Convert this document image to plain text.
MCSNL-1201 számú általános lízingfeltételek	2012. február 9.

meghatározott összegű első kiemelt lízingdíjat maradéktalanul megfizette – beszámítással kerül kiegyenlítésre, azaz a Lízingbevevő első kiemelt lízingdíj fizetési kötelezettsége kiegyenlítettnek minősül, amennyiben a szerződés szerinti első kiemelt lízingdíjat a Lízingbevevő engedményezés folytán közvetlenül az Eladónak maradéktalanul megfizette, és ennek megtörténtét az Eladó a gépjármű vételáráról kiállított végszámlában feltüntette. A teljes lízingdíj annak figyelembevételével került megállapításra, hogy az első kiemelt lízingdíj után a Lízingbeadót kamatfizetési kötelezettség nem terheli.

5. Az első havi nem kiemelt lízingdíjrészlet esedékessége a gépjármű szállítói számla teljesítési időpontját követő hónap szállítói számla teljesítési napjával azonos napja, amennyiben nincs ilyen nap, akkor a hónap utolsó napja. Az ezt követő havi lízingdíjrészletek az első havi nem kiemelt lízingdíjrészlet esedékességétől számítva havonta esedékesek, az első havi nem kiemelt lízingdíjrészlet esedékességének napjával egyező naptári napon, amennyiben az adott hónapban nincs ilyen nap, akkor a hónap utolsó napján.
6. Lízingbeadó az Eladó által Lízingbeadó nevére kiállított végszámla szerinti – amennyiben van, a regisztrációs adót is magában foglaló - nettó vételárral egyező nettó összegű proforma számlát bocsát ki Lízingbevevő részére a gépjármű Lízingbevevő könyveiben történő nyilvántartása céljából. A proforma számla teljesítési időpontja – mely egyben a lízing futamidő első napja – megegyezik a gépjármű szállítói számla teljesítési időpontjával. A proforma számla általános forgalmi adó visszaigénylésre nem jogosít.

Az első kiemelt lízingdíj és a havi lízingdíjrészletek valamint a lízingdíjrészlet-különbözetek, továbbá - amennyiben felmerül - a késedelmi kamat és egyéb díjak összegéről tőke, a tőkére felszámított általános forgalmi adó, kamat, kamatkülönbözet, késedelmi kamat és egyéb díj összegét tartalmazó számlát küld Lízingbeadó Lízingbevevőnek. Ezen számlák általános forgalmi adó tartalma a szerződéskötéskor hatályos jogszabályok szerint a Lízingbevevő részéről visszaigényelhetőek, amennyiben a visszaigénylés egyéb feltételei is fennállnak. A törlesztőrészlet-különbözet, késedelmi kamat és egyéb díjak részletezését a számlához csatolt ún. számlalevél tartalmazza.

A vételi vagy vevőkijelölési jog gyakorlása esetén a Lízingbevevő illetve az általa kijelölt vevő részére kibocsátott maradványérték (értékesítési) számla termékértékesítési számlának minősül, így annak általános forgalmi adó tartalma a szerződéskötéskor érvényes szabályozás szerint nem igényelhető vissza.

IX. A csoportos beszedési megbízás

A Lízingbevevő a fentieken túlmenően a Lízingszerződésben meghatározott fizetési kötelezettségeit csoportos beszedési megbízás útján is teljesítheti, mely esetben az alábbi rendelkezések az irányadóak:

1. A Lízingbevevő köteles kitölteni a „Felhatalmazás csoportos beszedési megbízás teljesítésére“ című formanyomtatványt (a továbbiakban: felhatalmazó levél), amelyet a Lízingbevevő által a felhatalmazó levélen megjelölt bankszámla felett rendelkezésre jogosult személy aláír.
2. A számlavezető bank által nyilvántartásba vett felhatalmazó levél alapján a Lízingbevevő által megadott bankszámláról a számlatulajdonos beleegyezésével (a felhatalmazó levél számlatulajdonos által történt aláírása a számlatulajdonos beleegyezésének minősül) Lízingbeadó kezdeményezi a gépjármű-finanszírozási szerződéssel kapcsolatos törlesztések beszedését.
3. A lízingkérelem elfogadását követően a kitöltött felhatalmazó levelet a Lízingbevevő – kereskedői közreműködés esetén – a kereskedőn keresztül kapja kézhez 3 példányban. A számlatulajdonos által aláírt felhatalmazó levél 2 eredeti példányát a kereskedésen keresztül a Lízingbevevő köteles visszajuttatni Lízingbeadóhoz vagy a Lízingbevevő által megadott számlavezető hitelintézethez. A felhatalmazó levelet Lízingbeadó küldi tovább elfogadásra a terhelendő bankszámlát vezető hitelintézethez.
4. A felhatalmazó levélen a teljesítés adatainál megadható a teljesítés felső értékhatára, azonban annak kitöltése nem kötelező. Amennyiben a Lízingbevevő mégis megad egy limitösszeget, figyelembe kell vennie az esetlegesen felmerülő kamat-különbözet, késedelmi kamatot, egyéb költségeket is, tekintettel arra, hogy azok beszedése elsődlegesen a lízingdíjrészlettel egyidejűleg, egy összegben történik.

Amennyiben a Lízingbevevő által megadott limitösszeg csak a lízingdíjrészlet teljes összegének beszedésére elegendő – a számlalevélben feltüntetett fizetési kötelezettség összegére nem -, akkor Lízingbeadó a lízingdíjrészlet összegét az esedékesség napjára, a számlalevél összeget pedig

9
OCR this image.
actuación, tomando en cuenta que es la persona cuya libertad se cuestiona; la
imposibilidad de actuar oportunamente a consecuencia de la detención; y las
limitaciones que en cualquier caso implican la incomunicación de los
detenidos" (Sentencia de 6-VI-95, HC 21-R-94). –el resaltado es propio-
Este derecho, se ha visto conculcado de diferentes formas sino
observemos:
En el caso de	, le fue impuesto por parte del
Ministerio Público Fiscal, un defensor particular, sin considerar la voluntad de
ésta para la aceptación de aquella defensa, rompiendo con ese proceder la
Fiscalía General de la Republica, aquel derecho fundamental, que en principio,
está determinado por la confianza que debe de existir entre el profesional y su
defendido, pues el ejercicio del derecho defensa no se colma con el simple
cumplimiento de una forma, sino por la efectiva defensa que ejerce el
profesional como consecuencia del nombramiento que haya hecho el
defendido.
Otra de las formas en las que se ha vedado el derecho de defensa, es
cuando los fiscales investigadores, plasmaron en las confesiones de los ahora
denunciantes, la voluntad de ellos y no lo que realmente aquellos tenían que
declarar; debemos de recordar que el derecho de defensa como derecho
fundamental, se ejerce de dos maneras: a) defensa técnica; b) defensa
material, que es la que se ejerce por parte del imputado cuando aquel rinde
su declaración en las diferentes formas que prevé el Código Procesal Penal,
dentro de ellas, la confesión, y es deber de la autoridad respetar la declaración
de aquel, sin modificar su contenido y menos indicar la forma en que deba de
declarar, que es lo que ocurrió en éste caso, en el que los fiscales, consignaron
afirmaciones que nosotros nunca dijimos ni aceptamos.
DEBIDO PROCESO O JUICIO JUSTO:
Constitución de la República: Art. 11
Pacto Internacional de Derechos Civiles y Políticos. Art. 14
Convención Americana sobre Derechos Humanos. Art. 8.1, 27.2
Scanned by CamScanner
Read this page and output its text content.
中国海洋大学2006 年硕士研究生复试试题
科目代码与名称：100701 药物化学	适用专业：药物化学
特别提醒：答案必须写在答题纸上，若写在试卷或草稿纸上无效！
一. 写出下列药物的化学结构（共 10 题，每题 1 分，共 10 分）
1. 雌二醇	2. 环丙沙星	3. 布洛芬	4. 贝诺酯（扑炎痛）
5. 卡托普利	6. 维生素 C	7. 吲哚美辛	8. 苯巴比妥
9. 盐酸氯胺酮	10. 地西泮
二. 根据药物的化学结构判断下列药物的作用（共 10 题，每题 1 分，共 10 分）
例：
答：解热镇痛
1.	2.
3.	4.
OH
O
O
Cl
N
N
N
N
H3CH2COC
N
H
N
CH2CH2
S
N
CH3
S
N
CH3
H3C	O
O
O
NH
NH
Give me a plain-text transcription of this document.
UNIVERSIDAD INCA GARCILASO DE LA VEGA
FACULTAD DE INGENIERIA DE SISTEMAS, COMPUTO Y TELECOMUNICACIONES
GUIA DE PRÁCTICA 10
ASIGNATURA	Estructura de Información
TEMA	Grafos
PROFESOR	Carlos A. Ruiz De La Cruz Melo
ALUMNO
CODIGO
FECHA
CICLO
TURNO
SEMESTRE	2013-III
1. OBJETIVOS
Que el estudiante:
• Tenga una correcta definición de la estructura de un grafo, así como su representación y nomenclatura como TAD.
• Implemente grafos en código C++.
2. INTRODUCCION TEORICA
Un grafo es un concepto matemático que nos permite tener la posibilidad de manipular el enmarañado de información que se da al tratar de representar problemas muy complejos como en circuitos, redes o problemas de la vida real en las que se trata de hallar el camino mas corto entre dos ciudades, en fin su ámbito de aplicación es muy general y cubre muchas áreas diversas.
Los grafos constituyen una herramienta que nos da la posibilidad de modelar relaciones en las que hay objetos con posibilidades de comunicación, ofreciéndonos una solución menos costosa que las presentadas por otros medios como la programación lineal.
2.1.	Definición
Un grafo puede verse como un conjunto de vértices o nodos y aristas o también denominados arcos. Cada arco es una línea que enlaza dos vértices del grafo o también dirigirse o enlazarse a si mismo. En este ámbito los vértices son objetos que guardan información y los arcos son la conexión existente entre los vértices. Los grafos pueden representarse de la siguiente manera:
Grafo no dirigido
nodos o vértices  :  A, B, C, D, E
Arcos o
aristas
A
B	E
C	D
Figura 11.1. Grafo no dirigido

——

**To do:** Filter the records down to the lines that contain the string "formas", and copy those lines.

**Full solution:**
Este derecho, se ha visto conculcado de diferentes formas sino
Otra de las formas en las que se ha vedado el derecho de defensa, es
su declaración en las diferentes formas que prevé el Código Procesal Penal,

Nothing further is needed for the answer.